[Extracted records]
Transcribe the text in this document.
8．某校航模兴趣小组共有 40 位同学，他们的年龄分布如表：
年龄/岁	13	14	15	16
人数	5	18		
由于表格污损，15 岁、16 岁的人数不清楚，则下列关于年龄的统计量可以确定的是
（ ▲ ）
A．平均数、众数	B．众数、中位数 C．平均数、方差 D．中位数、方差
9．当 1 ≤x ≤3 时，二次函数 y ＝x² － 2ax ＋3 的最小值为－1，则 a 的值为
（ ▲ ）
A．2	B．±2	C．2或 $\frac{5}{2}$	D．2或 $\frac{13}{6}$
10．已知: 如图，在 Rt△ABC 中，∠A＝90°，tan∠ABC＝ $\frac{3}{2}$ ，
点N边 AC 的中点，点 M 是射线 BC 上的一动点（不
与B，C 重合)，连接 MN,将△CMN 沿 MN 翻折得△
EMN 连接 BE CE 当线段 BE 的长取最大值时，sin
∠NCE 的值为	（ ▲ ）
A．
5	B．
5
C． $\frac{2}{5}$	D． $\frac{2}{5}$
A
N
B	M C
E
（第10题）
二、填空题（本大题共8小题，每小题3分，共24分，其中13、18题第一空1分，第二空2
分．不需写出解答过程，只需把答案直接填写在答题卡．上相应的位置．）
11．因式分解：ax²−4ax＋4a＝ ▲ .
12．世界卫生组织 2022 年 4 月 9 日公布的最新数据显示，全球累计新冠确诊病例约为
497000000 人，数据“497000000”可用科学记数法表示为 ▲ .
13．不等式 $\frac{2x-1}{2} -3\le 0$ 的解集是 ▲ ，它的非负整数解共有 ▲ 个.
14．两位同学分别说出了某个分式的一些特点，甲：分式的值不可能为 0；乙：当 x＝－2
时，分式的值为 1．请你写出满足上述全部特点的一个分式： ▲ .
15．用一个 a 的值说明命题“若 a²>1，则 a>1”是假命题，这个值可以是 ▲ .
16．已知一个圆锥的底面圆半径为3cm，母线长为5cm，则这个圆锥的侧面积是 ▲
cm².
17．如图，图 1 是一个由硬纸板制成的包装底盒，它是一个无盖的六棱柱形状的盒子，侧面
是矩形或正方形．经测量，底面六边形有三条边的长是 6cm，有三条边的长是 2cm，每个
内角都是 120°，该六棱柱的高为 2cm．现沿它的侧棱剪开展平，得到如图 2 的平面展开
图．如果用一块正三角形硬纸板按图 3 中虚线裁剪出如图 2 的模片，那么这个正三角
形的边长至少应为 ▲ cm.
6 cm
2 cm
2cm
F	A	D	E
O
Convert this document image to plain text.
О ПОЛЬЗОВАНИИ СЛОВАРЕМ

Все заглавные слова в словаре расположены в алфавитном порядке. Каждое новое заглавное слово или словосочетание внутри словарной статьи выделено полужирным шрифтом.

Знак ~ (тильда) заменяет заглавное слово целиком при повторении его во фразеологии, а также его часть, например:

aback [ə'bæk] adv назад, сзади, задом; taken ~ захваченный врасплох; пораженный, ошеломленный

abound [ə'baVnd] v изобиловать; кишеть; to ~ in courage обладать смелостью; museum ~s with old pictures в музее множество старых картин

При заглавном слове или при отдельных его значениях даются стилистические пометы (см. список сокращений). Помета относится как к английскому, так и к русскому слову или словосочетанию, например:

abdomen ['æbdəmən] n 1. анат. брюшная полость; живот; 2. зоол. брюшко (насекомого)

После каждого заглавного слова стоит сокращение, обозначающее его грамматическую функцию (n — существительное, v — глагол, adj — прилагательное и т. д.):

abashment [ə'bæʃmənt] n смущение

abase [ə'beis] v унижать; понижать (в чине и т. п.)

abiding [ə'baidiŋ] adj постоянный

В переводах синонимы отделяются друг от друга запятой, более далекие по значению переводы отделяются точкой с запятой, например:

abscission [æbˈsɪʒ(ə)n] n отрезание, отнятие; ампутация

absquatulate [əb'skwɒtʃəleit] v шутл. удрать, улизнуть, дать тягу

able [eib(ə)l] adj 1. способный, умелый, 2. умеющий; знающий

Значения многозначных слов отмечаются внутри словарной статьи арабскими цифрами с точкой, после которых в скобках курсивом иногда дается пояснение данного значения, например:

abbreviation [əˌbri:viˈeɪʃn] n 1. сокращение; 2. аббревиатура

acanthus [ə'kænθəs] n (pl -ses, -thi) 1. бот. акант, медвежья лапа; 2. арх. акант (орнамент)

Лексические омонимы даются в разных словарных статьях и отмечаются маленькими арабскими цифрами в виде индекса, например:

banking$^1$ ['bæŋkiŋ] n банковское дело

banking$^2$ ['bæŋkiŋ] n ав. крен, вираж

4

▶ [Requirement]:
Of the lines in this data, how many contain "bæŋkiŋ"? Reply with only the number.

▶ [Task response]:
2